## Start Information provided
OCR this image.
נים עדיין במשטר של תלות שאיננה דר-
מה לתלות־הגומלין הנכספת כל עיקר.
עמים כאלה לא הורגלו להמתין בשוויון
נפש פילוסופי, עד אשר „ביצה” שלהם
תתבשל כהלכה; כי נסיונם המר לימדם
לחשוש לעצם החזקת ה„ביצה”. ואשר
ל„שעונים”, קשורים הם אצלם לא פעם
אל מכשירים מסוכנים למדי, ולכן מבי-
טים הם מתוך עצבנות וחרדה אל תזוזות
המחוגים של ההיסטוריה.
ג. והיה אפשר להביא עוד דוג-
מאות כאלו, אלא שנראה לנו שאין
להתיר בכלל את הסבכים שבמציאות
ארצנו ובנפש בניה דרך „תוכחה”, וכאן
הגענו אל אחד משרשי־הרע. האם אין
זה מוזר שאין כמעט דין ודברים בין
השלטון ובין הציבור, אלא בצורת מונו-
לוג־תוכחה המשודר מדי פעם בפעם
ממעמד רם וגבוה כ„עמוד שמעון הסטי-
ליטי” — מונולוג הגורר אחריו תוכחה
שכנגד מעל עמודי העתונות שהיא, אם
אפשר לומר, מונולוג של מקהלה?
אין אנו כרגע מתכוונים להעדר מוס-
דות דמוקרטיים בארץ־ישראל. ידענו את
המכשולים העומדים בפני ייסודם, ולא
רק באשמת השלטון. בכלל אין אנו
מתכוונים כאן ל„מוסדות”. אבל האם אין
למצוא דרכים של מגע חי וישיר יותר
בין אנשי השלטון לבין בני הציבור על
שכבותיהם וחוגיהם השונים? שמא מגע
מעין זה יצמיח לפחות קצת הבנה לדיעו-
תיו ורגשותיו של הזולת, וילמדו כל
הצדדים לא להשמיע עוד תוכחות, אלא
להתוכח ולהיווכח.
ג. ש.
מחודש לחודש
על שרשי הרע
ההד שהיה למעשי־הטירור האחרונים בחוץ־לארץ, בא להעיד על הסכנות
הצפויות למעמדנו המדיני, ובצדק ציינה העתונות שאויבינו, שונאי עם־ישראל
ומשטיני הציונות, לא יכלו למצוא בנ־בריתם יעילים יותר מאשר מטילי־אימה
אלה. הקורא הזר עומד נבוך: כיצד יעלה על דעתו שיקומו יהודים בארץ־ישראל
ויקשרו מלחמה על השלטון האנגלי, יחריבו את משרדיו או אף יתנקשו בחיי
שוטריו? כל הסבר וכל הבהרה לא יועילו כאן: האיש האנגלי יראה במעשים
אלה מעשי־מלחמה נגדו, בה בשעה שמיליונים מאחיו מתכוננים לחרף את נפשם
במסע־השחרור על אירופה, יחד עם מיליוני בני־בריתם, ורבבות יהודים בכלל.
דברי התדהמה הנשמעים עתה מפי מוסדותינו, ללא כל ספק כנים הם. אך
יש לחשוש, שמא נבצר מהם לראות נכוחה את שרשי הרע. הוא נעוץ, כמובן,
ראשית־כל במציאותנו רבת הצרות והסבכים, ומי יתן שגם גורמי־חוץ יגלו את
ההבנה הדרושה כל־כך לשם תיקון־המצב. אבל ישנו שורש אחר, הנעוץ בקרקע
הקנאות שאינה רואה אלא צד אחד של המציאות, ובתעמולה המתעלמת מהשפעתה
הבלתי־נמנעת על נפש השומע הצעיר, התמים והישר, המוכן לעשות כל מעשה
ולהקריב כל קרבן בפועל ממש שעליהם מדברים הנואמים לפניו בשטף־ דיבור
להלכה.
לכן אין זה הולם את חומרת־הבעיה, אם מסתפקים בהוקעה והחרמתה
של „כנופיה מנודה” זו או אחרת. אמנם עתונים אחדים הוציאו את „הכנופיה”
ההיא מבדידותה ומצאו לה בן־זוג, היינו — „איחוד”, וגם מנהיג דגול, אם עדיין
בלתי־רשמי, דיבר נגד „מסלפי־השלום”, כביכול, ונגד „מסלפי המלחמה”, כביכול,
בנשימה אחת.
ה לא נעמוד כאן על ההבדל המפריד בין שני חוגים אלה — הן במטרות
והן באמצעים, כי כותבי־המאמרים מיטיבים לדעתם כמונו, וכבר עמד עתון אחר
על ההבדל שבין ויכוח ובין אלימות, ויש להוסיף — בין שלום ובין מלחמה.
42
## End Information provided
What is needed:
Only a number is wanted: how many lines of the material above hold "ישראל"?

Result of the task:
3